── DATA ROWS

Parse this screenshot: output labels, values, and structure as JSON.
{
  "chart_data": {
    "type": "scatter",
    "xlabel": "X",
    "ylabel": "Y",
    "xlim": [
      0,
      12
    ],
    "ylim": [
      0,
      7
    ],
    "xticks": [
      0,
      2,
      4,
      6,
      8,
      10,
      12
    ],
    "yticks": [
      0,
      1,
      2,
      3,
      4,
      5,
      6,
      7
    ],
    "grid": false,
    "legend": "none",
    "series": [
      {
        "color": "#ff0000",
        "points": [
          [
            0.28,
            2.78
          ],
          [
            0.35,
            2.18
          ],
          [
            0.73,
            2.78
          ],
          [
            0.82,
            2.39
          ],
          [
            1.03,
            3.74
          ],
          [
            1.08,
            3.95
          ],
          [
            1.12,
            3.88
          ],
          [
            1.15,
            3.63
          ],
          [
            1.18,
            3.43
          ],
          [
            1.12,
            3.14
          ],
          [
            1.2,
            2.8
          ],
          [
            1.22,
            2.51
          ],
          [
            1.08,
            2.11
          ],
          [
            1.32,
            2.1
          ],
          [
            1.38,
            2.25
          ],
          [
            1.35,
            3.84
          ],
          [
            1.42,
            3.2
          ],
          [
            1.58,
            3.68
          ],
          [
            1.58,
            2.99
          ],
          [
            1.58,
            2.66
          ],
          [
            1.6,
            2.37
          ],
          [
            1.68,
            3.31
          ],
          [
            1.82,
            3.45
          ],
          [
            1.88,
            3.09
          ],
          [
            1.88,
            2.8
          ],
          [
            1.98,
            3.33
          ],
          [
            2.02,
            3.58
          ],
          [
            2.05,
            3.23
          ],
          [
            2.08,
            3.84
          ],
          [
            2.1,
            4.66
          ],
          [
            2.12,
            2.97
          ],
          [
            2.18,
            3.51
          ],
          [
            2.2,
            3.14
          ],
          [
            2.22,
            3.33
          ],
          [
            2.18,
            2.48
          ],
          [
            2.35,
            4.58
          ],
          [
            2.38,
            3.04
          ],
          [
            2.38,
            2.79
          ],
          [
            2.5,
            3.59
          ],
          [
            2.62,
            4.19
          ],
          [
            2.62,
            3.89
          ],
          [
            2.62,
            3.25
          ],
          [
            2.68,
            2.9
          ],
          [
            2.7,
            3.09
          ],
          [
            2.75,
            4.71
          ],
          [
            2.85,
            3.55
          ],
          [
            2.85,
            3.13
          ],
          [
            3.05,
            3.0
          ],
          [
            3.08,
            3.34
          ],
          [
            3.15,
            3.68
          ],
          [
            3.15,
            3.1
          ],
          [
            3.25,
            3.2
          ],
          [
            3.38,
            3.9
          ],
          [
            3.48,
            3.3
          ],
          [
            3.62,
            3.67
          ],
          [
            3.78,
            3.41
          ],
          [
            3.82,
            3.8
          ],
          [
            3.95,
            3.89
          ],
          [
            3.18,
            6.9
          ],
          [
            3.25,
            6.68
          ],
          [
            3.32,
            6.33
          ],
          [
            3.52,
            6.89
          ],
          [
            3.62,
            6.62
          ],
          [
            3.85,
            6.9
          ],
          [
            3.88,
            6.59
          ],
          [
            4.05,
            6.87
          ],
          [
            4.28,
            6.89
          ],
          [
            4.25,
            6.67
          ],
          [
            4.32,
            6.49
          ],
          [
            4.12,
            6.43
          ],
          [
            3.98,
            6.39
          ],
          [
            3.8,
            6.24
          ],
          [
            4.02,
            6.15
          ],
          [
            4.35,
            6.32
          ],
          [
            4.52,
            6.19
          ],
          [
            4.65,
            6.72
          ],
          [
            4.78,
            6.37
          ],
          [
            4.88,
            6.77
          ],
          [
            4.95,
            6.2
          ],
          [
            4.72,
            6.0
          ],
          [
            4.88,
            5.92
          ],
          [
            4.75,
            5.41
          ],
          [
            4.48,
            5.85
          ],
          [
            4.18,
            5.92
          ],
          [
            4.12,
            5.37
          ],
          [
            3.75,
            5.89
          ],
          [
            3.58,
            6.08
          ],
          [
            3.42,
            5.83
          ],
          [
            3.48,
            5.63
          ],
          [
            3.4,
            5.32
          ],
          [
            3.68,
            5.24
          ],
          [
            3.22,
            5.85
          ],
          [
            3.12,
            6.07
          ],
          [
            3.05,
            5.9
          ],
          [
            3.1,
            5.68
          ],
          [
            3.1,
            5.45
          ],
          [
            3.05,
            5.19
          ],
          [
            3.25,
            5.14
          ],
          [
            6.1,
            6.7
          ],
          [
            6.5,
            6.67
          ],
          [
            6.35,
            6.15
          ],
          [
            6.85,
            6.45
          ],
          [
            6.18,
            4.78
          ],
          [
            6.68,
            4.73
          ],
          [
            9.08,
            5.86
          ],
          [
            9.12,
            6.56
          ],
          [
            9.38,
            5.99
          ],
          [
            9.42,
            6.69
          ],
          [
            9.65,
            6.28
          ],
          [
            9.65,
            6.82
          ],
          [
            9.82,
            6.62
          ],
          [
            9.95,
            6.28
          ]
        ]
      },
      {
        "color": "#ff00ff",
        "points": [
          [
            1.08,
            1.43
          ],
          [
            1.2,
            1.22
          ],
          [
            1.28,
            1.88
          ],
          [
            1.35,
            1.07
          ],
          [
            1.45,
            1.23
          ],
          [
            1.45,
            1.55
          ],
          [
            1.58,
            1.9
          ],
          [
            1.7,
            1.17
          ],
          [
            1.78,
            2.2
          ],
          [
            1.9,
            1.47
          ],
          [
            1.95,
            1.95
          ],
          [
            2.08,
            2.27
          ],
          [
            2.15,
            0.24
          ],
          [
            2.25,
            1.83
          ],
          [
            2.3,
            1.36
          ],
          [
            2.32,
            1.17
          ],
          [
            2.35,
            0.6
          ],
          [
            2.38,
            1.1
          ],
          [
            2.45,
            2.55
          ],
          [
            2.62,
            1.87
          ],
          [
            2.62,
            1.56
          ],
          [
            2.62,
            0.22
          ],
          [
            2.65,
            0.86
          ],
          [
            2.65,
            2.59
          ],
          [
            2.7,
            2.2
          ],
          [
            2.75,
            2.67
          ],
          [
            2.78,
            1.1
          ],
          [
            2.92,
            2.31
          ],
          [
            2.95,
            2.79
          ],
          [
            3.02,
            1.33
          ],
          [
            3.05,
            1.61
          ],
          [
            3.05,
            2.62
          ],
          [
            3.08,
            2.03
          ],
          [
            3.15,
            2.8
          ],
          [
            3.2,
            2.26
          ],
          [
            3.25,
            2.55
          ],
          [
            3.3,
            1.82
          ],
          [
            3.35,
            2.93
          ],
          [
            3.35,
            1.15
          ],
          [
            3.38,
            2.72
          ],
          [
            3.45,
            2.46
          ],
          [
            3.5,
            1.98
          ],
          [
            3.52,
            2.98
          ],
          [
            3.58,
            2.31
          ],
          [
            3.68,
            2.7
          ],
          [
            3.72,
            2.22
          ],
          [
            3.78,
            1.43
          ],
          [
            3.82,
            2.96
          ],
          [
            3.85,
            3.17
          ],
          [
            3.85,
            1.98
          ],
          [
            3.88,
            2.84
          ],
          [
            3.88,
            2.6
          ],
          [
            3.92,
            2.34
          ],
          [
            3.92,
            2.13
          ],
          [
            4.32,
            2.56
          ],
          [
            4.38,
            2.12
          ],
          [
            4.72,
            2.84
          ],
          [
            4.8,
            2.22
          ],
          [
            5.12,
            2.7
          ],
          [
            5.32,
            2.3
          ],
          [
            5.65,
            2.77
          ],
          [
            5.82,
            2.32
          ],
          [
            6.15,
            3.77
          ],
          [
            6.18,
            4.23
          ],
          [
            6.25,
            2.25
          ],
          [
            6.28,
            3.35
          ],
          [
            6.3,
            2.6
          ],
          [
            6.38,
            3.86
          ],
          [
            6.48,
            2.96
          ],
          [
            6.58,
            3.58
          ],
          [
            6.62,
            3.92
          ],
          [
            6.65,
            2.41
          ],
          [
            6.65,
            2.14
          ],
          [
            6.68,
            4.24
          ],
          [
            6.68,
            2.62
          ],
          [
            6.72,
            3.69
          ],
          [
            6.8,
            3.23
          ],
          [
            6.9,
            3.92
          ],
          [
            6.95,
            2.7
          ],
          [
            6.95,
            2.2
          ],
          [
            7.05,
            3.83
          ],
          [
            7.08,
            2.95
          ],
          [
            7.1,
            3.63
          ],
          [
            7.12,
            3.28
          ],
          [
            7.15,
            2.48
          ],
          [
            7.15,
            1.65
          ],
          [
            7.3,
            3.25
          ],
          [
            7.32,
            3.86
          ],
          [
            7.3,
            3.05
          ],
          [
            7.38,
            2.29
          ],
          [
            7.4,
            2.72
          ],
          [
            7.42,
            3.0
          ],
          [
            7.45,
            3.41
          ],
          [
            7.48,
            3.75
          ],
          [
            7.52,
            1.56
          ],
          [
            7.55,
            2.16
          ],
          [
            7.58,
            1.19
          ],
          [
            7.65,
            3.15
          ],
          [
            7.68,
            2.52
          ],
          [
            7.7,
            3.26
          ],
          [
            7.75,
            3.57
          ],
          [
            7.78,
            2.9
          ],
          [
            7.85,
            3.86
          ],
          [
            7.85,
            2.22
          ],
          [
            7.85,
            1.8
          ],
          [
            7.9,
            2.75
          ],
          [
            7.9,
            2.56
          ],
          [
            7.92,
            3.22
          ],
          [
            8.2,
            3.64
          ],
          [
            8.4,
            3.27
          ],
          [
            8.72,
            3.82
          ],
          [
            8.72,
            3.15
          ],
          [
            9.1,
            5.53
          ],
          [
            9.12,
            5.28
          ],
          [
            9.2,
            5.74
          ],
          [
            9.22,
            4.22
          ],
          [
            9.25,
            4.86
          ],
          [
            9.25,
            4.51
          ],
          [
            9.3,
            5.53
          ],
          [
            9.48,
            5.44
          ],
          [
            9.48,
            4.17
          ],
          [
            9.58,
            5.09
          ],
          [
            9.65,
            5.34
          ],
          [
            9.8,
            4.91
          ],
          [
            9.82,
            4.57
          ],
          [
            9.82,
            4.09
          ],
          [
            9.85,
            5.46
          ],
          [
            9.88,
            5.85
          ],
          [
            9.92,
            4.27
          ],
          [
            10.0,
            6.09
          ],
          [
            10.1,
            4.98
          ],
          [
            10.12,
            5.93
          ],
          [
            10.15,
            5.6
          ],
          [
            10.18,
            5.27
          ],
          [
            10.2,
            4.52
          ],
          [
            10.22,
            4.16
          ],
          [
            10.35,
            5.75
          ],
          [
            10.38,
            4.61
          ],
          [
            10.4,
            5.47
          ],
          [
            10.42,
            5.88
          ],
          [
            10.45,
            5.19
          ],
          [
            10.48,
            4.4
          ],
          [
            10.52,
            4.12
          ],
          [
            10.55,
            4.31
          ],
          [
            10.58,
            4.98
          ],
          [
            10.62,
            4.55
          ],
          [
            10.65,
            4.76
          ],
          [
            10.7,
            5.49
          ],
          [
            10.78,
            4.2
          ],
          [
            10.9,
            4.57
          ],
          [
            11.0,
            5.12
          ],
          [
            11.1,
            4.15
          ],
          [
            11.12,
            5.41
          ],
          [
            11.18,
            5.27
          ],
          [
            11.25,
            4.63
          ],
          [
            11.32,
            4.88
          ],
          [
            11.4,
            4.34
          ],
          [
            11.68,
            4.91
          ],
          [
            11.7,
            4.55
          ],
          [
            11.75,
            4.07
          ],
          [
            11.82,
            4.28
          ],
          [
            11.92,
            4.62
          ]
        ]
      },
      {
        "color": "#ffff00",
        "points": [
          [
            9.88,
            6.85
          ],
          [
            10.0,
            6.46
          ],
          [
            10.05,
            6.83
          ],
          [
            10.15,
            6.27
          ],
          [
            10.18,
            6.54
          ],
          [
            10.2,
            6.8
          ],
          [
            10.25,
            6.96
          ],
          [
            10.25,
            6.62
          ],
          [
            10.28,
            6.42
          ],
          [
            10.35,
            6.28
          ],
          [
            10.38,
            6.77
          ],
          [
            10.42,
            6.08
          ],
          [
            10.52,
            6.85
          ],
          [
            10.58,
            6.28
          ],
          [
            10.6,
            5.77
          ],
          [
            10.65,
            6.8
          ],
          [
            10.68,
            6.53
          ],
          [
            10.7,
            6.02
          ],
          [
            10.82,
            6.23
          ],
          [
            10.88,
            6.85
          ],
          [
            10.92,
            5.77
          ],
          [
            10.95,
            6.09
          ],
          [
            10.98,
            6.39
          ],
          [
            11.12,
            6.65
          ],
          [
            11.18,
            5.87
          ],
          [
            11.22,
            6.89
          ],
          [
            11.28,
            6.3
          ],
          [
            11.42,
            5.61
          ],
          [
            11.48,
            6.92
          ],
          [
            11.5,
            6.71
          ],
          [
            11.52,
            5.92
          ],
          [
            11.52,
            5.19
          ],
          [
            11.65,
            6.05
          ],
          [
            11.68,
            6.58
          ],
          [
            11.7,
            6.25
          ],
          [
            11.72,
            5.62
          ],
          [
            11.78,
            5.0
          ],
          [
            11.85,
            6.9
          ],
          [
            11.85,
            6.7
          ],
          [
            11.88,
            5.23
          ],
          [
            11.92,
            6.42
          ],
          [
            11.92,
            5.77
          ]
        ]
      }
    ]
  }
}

────

= WHAT IS REQUIRED =
From the data, list each line in which the string "color" appears.

= FULL SOLUTION =
        "color": "#ff0000",
        "color": "#ff00ff",
        "color": "#ffff00",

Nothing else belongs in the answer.